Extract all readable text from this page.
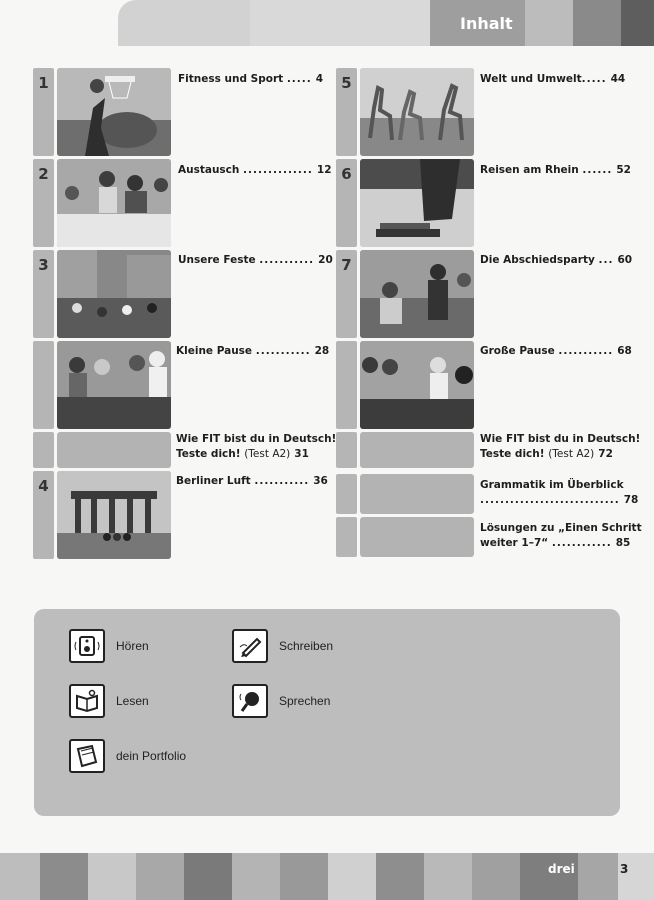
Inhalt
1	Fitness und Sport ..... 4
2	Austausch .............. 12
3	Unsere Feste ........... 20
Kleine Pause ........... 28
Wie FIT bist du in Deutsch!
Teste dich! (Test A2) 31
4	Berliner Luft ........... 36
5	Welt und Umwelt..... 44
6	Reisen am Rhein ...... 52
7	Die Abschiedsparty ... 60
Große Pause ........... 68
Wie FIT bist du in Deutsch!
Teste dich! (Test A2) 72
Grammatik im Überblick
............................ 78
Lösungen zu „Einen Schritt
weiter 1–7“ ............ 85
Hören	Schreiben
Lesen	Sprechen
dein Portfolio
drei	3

* * *

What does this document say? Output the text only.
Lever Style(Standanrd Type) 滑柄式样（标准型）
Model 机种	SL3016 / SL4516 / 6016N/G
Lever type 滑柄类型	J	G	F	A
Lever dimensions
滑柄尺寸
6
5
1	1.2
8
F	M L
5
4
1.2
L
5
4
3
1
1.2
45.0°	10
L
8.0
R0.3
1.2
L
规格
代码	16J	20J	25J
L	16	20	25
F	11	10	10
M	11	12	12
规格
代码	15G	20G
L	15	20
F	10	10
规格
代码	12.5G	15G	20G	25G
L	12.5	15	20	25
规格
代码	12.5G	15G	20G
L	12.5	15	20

...

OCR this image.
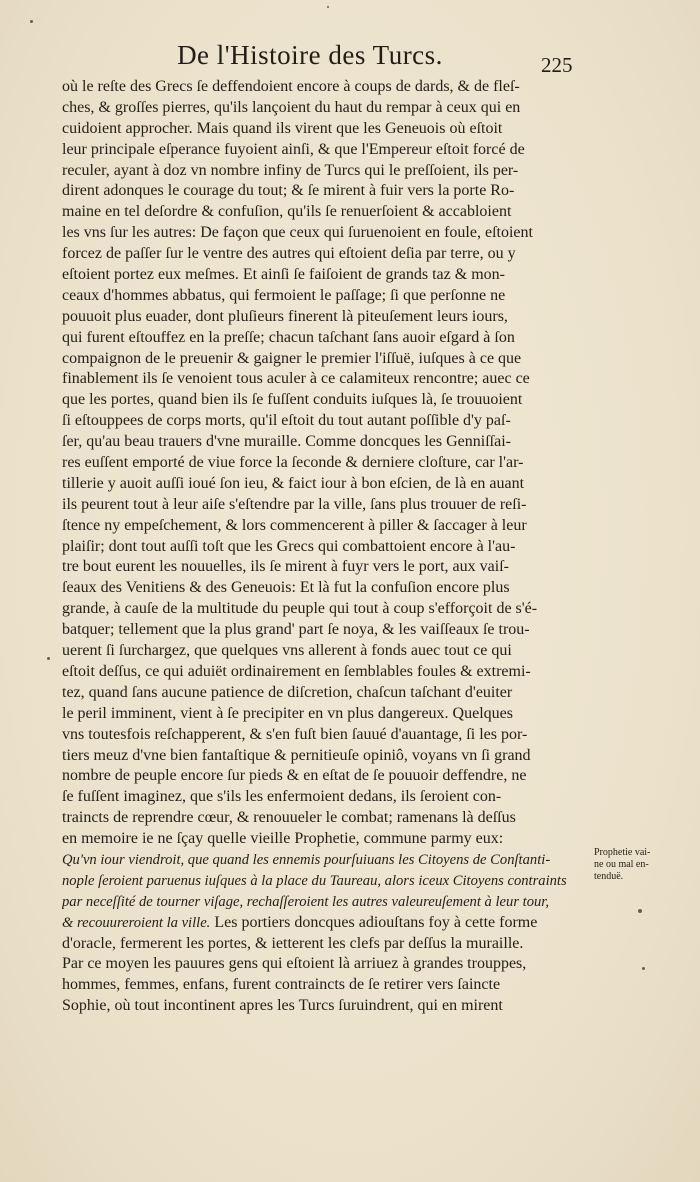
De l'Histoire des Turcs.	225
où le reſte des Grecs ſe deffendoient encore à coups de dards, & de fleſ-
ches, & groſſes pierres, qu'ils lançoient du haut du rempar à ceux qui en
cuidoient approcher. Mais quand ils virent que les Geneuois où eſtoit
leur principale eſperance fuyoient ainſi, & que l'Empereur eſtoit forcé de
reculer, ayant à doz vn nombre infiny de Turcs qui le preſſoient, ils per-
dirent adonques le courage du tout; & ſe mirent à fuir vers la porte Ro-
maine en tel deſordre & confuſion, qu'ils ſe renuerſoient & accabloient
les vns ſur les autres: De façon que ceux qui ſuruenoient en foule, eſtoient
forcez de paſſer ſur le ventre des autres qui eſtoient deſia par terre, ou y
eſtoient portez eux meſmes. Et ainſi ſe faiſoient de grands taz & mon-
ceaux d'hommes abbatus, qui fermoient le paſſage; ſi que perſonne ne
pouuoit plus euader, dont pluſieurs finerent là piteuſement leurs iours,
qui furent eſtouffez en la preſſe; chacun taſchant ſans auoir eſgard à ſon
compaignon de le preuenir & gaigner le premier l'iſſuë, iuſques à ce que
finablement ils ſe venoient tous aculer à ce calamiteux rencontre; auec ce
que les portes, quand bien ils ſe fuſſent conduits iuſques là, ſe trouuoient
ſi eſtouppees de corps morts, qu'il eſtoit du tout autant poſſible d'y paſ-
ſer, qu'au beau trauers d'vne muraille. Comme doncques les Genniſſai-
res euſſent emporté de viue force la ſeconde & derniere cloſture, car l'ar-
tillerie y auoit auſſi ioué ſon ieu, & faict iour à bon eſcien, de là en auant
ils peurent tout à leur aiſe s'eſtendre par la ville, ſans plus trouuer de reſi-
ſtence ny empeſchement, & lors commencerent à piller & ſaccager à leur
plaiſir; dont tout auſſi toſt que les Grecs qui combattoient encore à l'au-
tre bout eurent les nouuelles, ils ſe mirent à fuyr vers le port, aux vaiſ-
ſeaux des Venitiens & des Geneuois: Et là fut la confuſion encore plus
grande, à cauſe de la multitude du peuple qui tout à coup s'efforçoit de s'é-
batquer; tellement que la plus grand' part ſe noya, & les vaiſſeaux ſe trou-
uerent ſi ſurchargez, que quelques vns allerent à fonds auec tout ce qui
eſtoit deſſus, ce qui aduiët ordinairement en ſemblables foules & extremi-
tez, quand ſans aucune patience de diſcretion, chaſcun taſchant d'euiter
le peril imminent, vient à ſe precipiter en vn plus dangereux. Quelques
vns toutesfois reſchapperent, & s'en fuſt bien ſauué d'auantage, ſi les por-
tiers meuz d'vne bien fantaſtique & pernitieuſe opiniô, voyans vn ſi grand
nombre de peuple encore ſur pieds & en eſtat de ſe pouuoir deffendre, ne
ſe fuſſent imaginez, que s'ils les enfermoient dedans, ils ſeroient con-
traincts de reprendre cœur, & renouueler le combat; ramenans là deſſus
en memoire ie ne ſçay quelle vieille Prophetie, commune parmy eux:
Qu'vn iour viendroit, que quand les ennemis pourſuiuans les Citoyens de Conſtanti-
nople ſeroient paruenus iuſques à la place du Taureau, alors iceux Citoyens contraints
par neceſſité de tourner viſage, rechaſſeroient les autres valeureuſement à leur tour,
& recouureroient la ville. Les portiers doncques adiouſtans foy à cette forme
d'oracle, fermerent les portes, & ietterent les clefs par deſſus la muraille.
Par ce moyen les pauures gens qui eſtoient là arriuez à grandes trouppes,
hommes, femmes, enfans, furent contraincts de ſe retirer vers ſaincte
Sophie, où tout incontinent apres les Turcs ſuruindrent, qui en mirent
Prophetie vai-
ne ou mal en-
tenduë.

**CHALLENGE**
Collect the lines of the data that carry the word "eſtoient".

**REPLY TO THE TASK**
les vns ſur les autres: De façon que ceux qui ſuruenoient en foule, eſtoient
forcez de paſſer ſur le ventre des autres qui eſtoient deſia par terre, ou y
eſtoient portez eux meſmes. Et ainſi ſe faiſoient de grands taz & mon-
Par ce moyen les pauures gens qui eſtoient là arriuez à grandes trouppes,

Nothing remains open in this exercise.